> _SELECTED PASSAGE_:
━━━

Being that Ferrvor’s home office is located in Los Angeles, we enjoy covering some of our local hot spots, so if you’re reading this, next time you come to town and are craving to enjoy grilled sausages, consider adding this to your must try list. If you’re local to LA, but alien to The Arts District of Downtown, you likely haven’t experienced the giant paintings and murals on the buildings, or unorthodox, handmade objects on electricity posts. And for sure, you haven’t stumbled upon this local, go-to food spot to enjoy a flavorful pallet of unique grilled sausages and community gathering.

Story By: Nico Triunfante
Media By: Wurstküche, Paul Sun, Dylan Ho, Everett Fenton, Nathalie Kossek


Let’s get a taste of Wurstküche. Founders Joseph Pitruzzelli and Tyler Wilson, transformed this once 3-story brothel and printing press into a Downtown LA hot spot. Through trial and error, they marked out pizza and burger joints, and raised the bar to transform the common street hot dog, to an exotic-worldwide sausage neighborhood spot to indulge in a great time with food, booze, and conversation. In fact, locals believe that during this time of Downtown LA’s growth surge, Wurstküche has become a key catalyst that has inspired development in The Arts District and surrounding areas. And since it’s opening, the owners have opened locations in Venice Beach, California (2011), and Denver, Colorado.

━━━

> _CHALLENGES_:
• A. Reproduce the passage of the Wurstküche article from "Let’s get a" up to and including "and Denver, Colorado.".
• B. Extend the article about Wurstküche, picking up right after its final sentence.

> _SOURCE EXCERPT_:
━━━

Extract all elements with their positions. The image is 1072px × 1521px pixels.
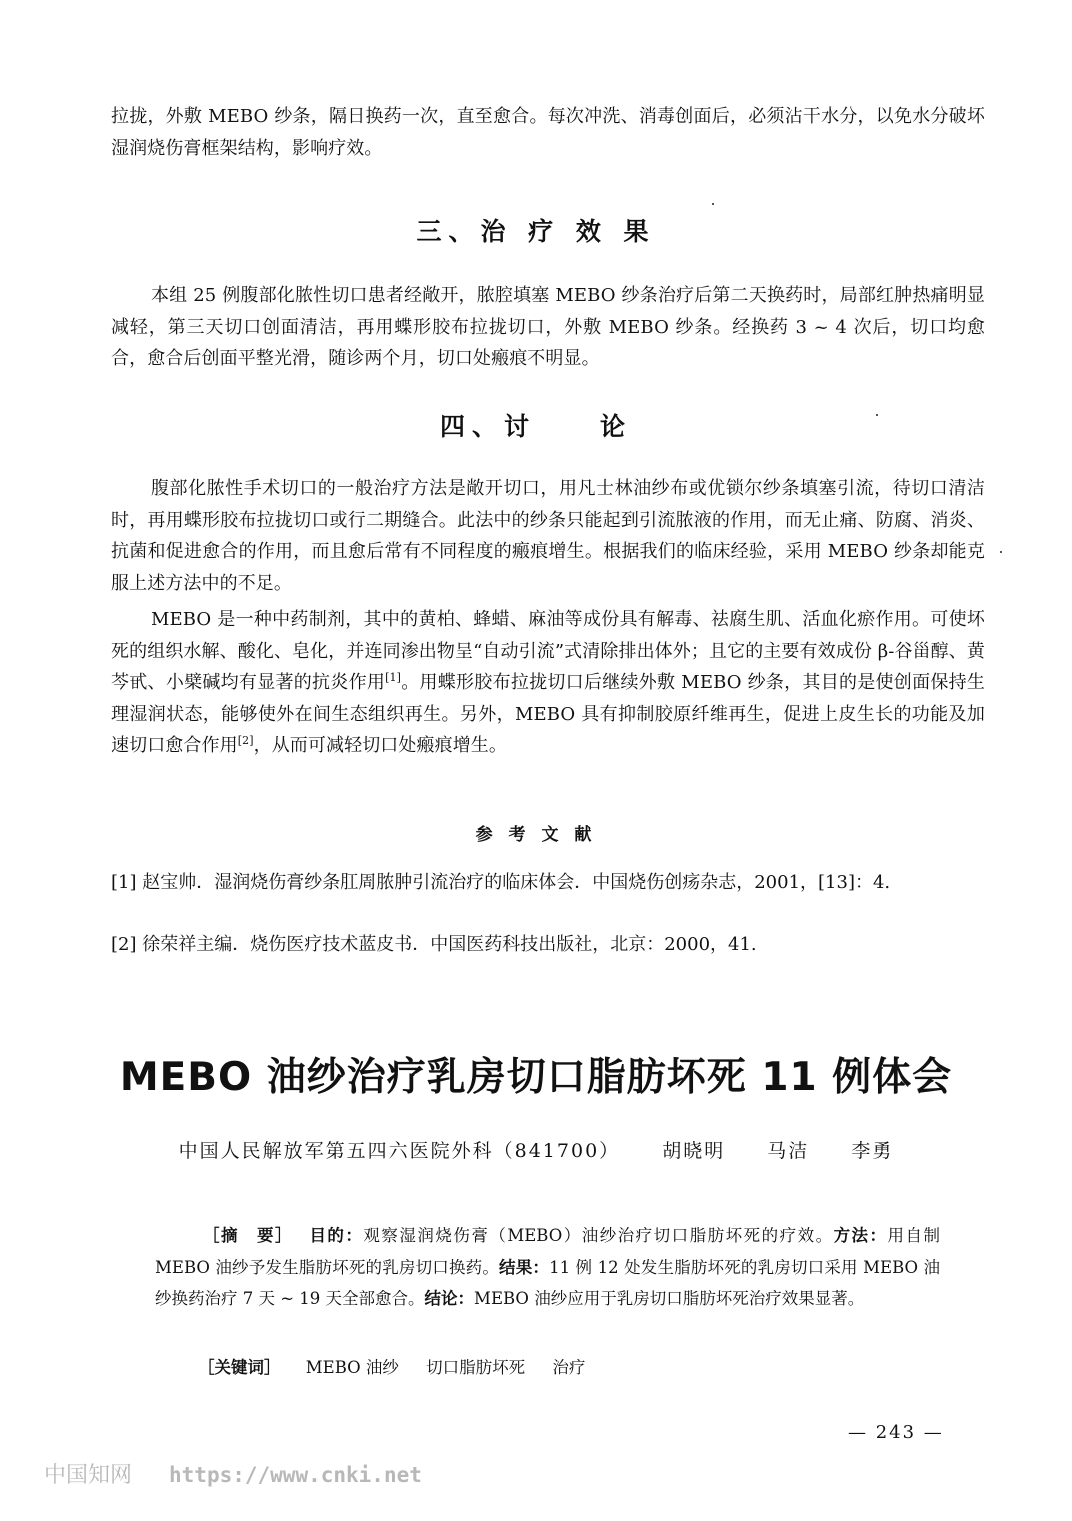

━━━

> _ANSWER SET_:
• A.
Let’s get a taste of Wurstküche. Founders Joseph Pitruzzelli and Tyler Wilson, transformed this once 3-story brothel and printing press into a Downtown LA hot spot. Through trial and error, they marked out pizza and burger joints, and raised the bar to transform the common street hot dog, to an exotic-worldwide sausage neighborhood spot to indulge in a great time with food, booze, and conversation. In fact, locals believe that during this time of Downtown LA’s growth surge, Wurstküche has become a key catalyst that has inspired development in The Arts District and surrounding areas. And since it’s opening, the owners have opened locations in Venice Beach, California (2011), and Denver, Colorado.

• B.
Luckily, Tyler was in town and the Ferrvor team got a chance to indulge in a couple of Wurstküche’s best sausages and cold beverages and a little conversation.

To get things started, Wurstküche is a difficult name to pronounce. What’s the correct pronunciation of your restaurant, and what’s the worse that you’ve heard thus far?
Tyler Wilson: This is the most common question that I get. And Wurstküche (Verst-Koo-Shah) is “sausage kitchen.” There was an amazing YouTube video made of about 50 different people saying it from totally incorrectly to perfectly to progressively better. The worst I’ve heard it, and also the best, is “Worst Cooch.”

At Ferrvor, we love backstories and humble beginnings. How did you get your path started to create Wurstküche?
TW: The idea of Wurstküche started in 2007 when my cousin Joseph shut down his design firm in San Francisco, and moved into my college apartment on 30th Street and Hoover, right next to USC, and moved in on the ground of the apartment so we could pursue opening a bar together. We set out to open an awesome little bar that evolved into what Wurstküche is today, which is a beer hall and exotic sausage grill.

Let’s take away the menu for a second. What makes Wurstküche stand out from other popular weiner spots?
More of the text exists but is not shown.